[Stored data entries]

..............................

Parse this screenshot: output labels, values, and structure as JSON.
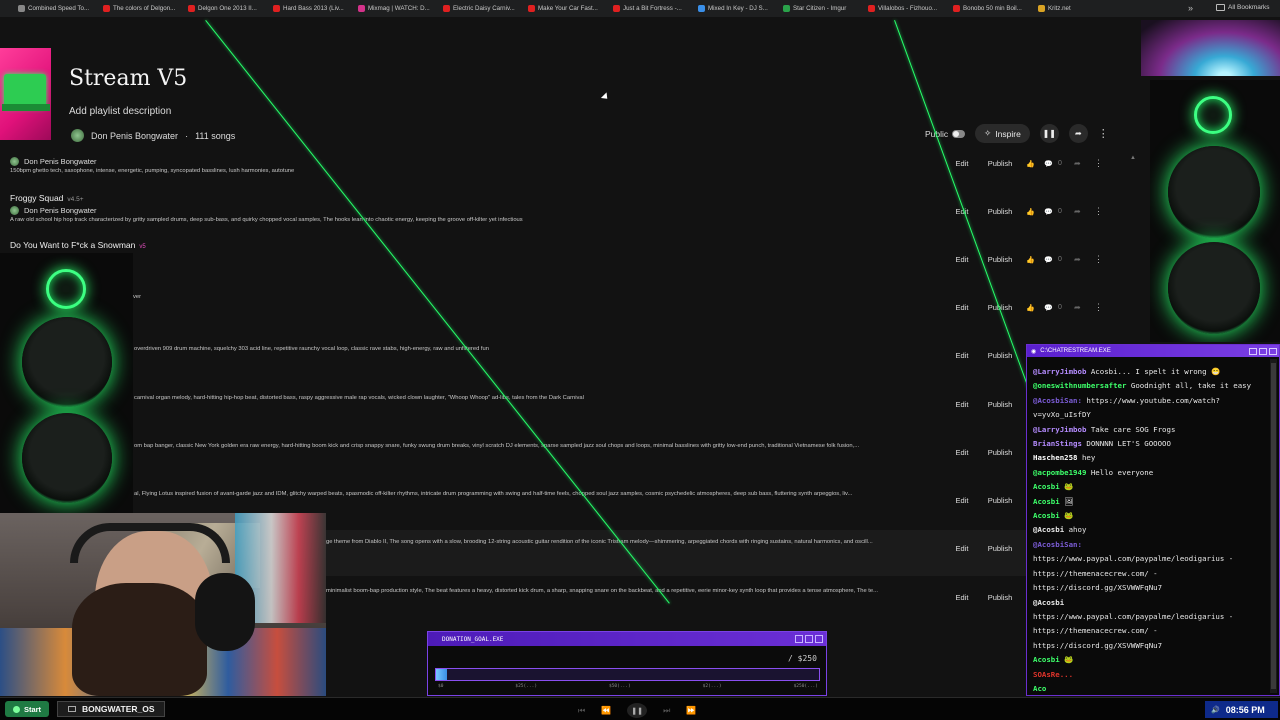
{
  "bookmarks": [
    {
      "label": "Combined Speed To...",
      "color": "#888888"
    },
    {
      "label": "The colors of Delgon...",
      "color": "#e02020"
    },
    {
      "label": "Delgon One 2013 II...",
      "color": "#e02020"
    },
    {
      "label": "Hard Bass 2013 (Liv...",
      "color": "#e02020"
    },
    {
      "label": "Mixmag | WATCH: D...",
      "color": "#d4328a"
    },
    {
      "label": "Electric Daisy Carniv...",
      "color": "#e02020"
    },
    {
      "label": "Make Your Car Fast...",
      "color": "#e02020"
    },
    {
      "label": "Just a Bit Fortress -...",
      "color": "#e02020"
    },
    {
      "label": "Mixed In Key - DJ S...",
      "color": "#3a8fe8"
    },
    {
      "label": "Star Citizen - Imgur",
      "color": "#2aa24a"
    },
    {
      "label": "Villalobos - Fizhouo...",
      "color": "#e02020"
    },
    {
      "label": "Bonobo 50 min Boil...",
      "color": "#e02020"
    },
    {
      "label": "Kritz.net",
      "color": "#d9a324"
    }
  ],
  "bookmarks_more": "»",
  "all_bookmarks": "All Bookmarks",
  "playlist": {
    "title": "Stream V5",
    "description": "Add playlist description",
    "owner": "Don Penis Bongwater",
    "song_count": "111 songs",
    "visibility_label": "Public",
    "inspire_label": "Inspire",
    "inspire_icon": "✧",
    "pause_icon": "❚❚",
    "share_icon": "➦",
    "more_icon": "⋮"
  },
  "row_actions": {
    "edit": "Edit",
    "publish": "Publish",
    "like_icon": "👍",
    "comment_icon": "💬",
    "count": "0",
    "share_icon": "➦",
    "more_icon": "⋮"
  },
  "songs": [
    {
      "title": "",
      "version": "",
      "artist": "Don Penis Bongwater",
      "description": "150bpm ghetto tech, saxophone, intense, energetic, pumping, syncopated basslines, lush harmonies, autotune"
    },
    {
      "title": "Froggy Squad",
      "version": "v4.5+",
      "artist": "Don Penis Bongwater",
      "description": "A raw old school hip hop track characterized by gritty sampled drums, deep sub-bass, and quirky chopped vocal samples, The hooks lean into chaotic energy, keeping the groove off-kilter yet infectious"
    },
    {
      "title": "Do You Want to F*ck a Snowman",
      "version": "v5",
      "artist": "",
      "description": ""
    },
    {
      "title": "",
      "version": "",
      "artist": "",
      "description": "ver"
    },
    {
      "title": "",
      "version": "",
      "artist": "",
      "description": "overdriven 909 drum machine, squelchy 303 acid line, repetitive raunchy vocal loop, classic rave stabs, high-energy, raw and unfiltered fun"
    },
    {
      "title": "",
      "version": "",
      "artist": "",
      "description": "carnival organ melody, hard-hitting hip-hop beat, distorted bass, raspy aggressive male rap vocals, wicked clown laughter, \"Whoop Whoop\" ad-libs, tales from the Dark Carnival"
    },
    {
      "title": "",
      "version": "",
      "artist": "",
      "description": "om bap banger, classic New York golden era raw energy, hard-hitting boom kick and crisp snappy snare, funky swung drum breaks, vinyl scratch DJ elements, sparse sampled jazz soul chops and loops, minimal basslines with gritty low-end punch, traditional Vietnamese folk fusion,..."
    },
    {
      "title": "",
      "version": "",
      "artist": "",
      "description": "al, Flying Lotus inspired fusion of avant-garde jazz and IDM, glitchy warped beats, spasmodic off-kilter rhythms, intricate drum programming with swing and half-time feels, chopped soul jazz samples, cosmic psychedelic atmospheres, deep sub bass, fluttering synth arpeggios, liv..."
    },
    {
      "title": "",
      "version": "",
      "artist": "",
      "description": "ge theme from Diablo II, The song opens with a slow, brooding 12-string acoustic guitar rendition of the iconic Tristram melody—shimmering, arpeggiated chords with ringing sustains, natural harmonics, and oscill..."
    },
    {
      "title": "",
      "version": "",
      "artist": "",
      "description": "minimalist boom-bap production style, The beat features a heavy, distorted kick drum, a sharp, snapping snare on the backbeat, and a repetitive, eerie minor-key synth loop that provides a tense atmosphere, The te..."
    }
  ],
  "chat": {
    "window_title": "C:\\CHATRESTREAM.EXE",
    "lines": [
      {
        "user": "@LarryJimbob",
        "text": "Acosbi... I spelt it wrong 😁",
        "color": "#b58cff"
      },
      {
        "user": "@oneswithnumbersafter",
        "text": "Goodnight all, take it easy",
        "color": "#3dff6a"
      },
      {
        "user": "@AcosbiSan:",
        "text": "https://www.youtube.com/watch?",
        "color": "#7b5cd6"
      },
      {
        "user": "",
        "text": "v=yvXo_uIsfDY",
        "color": "#e8e8e8"
      },
      {
        "user": "@LarryJimbob",
        "text": "Take care SOG Frogs",
        "color": "#b58cff"
      },
      {
        "user": "BrianStings",
        "text": "DONNNN LET'S GOOOOO",
        "color": "#b58cff"
      },
      {
        "user": "Haschen258",
        "text": "hey",
        "color": "#ffffff"
      },
      {
        "user": "@acpombe1949",
        "text": "Hello everyone",
        "color": "#3dff6a"
      },
      {
        "user": "Acosbi",
        "text": "🐸",
        "color": "#3dff6a"
      },
      {
        "user": "Acosbi",
        "text": "🖼",
        "color": "#3dff6a"
      },
      {
        "user": "Acosbi",
        "text": "🐸",
        "color": "#3dff6a"
      },
      {
        "user": "@Acosbi",
        "text": "ahoy",
        "color": "#e8e8e8"
      },
      {
        "user": "@AcosbiSan:",
        "text": "",
        "color": "#7b5cd6"
      },
      {
        "user": "",
        "text": "https://www.paypal.com/paypalme/leodigarius -",
        "color": "#e8e8e8"
      },
      {
        "user": "",
        "text": "https://themenacecrew.com/ -",
        "color": "#e8e8e8"
      },
      {
        "user": "",
        "text": "https://discord.gg/XSVWWFqNu7",
        "color": "#e8e8e8"
      },
      {
        "user": "@Acosbi",
        "text": "",
        "color": "#e8e8e8"
      },
      {
        "user": "",
        "text": "https://www.paypal.com/paypalme/leodigarius -",
        "color": "#e8e8e8"
      },
      {
        "user": "",
        "text": "https://themenacecrew.com/ -",
        "color": "#e8e8e8"
      },
      {
        "user": "",
        "text": "https://discord.gg/XSVWWFqNu7",
        "color": "#e8e8e8"
      },
      {
        "user": "Acosbi",
        "text": "🐸",
        "color": "#3dff6a"
      },
      {
        "user": "SOAsRe...",
        "text": "",
        "color": "#e0342b"
      },
      {
        "user": "Aco",
        "text": "",
        "color": "#3dff6a"
      }
    ]
  },
  "donation": {
    "window_title": "DONATION_GOAL.EXE",
    "goal": "/ $250",
    "progress_fraction": 0.03,
    "ticks": [
      "$0",
      "$25(...)",
      "$50(...)",
      "$2(...)",
      "$250(...)"
    ]
  },
  "taskbar": {
    "start_label": "Start",
    "app_label": "BONGWATER_OS",
    "clock": "08:56 PM",
    "prev_icon": "⏮",
    "rewind_icon": "⏪",
    "play_icon": "❚❚",
    "next_icon": "⏭",
    "skip_icon": "⏩",
    "volume_icon": "🔊"
  },
  "colors": {
    "accent_green": "#26ff6a",
    "window_purple": "#6a2fd0",
    "background": "#121212"
  }
}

..............................

DIRECTION =>
Pull every line containing the word "playlist" out of the material.

EXERCISE SOLUTION =>
  "playlist": {
    "description": "Add playlist description",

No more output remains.